*What is needed:* Find the lines holding "적정강도" and copy them.

Data entries:
****
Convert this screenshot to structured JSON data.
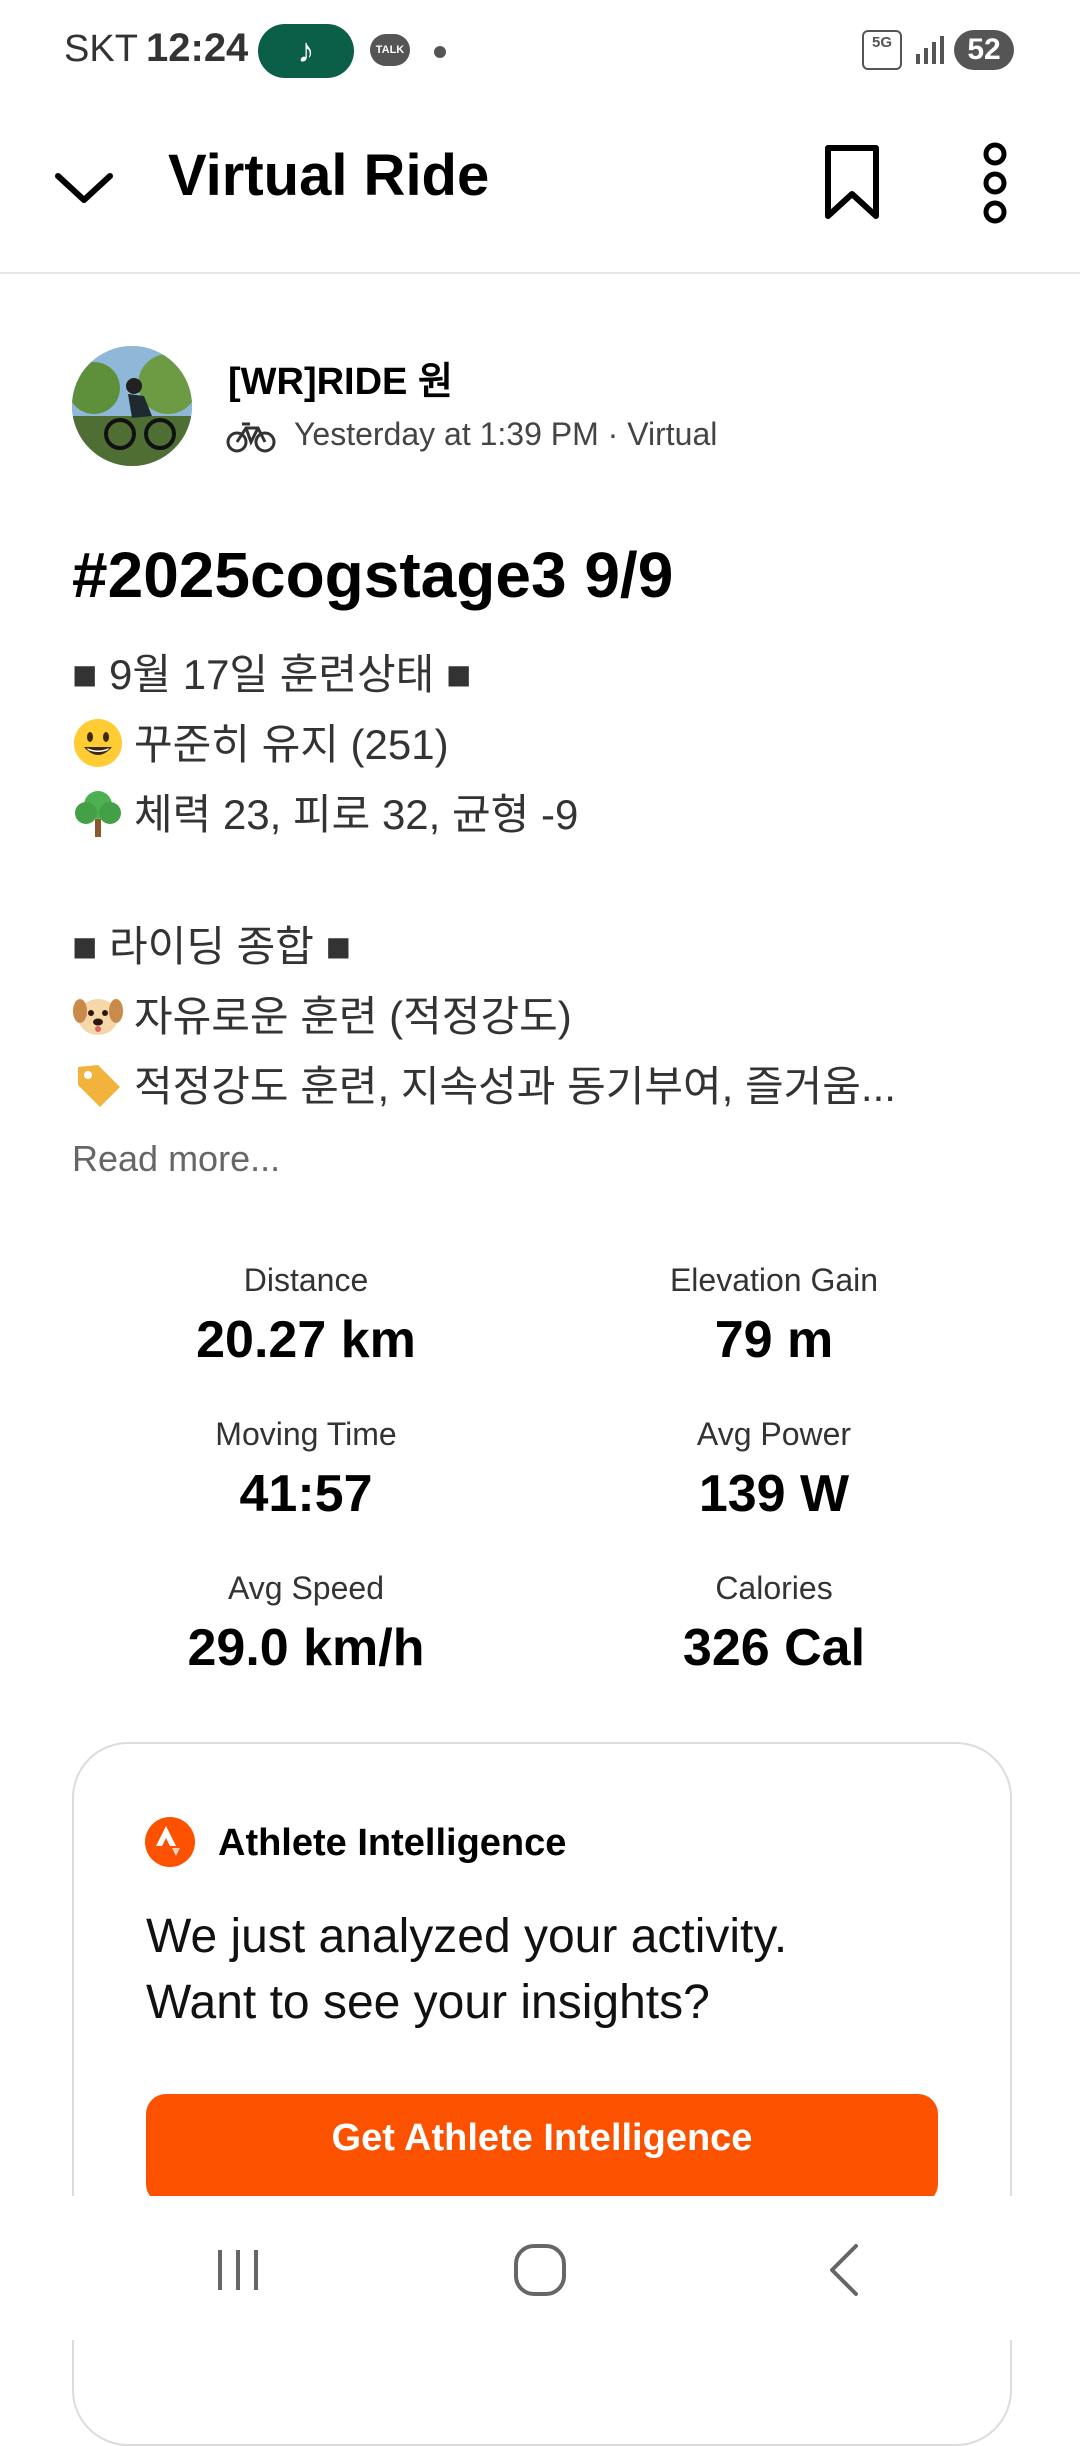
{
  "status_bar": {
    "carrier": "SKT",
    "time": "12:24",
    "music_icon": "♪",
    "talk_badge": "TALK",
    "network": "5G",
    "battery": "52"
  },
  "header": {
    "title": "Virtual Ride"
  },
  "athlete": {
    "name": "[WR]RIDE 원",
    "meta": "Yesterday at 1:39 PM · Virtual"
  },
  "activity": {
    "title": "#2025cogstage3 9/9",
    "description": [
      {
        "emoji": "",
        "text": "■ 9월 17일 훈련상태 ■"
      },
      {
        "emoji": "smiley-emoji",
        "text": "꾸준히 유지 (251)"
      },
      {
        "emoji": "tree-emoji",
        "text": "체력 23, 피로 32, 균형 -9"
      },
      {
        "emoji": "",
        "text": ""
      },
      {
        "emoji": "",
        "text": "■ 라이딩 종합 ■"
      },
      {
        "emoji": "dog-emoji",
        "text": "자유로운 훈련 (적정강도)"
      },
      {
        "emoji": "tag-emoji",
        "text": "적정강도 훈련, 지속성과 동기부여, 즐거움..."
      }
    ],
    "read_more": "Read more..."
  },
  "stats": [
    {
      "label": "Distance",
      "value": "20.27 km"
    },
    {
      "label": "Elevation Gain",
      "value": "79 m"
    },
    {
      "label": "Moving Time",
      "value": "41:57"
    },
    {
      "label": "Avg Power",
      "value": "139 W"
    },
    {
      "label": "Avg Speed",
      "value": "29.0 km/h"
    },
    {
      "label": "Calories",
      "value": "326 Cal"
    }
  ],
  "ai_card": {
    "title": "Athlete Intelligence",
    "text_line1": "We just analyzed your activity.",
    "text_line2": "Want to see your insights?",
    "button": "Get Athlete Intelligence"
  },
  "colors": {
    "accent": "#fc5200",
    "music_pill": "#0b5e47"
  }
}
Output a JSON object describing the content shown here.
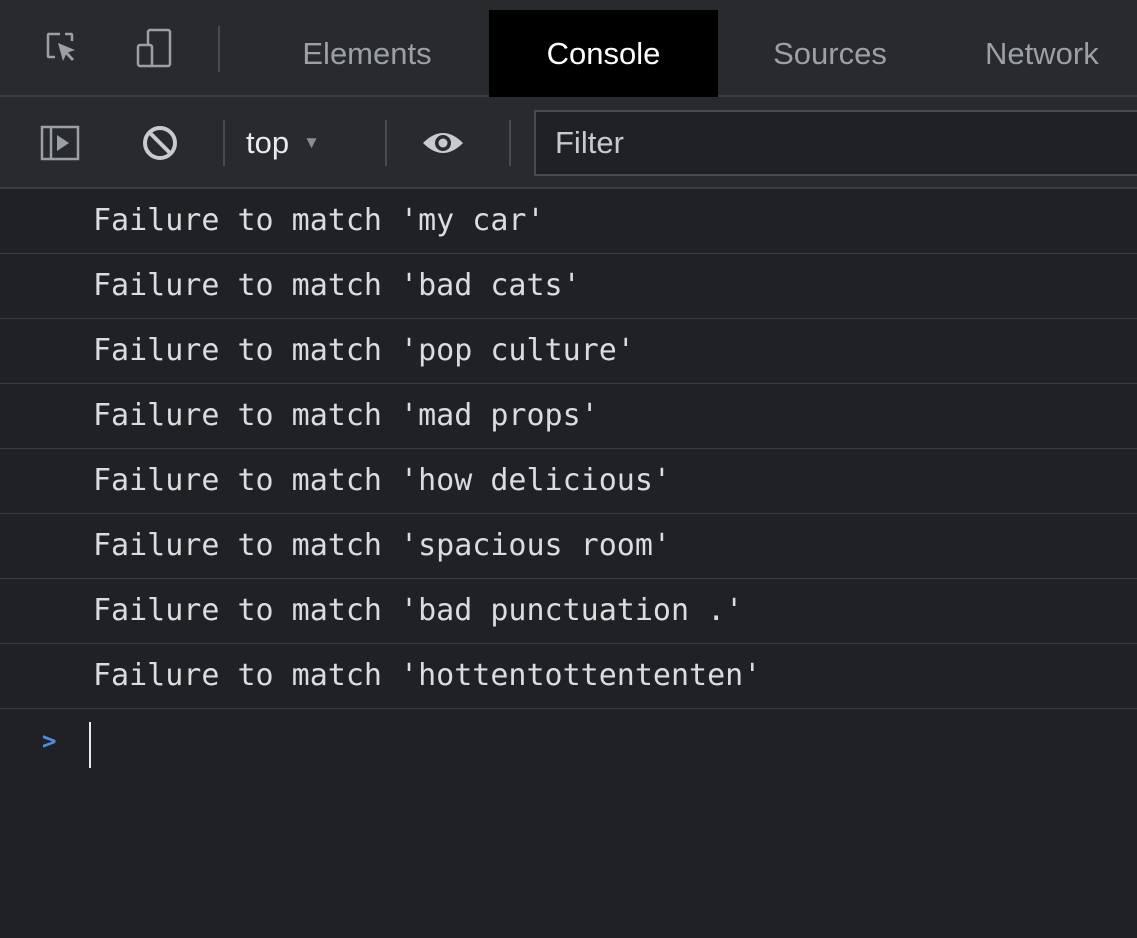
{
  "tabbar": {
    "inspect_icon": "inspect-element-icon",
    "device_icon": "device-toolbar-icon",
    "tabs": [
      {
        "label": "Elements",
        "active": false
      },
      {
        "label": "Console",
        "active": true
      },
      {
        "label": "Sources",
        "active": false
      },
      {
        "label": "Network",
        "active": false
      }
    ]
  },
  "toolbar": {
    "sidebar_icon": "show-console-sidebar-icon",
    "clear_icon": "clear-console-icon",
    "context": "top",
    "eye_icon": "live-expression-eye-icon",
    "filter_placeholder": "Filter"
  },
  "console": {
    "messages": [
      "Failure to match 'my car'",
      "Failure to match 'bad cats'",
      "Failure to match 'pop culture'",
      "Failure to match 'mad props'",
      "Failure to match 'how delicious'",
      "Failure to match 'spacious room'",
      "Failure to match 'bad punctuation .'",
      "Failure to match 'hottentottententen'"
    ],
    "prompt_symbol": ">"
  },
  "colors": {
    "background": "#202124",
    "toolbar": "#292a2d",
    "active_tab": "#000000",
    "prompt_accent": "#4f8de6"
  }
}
****
*The solution:*
        "text": "자유로운 훈련 (적정강도)"
        "text": "적정강도 훈련, 지속성과 동기부여, 즐거움..."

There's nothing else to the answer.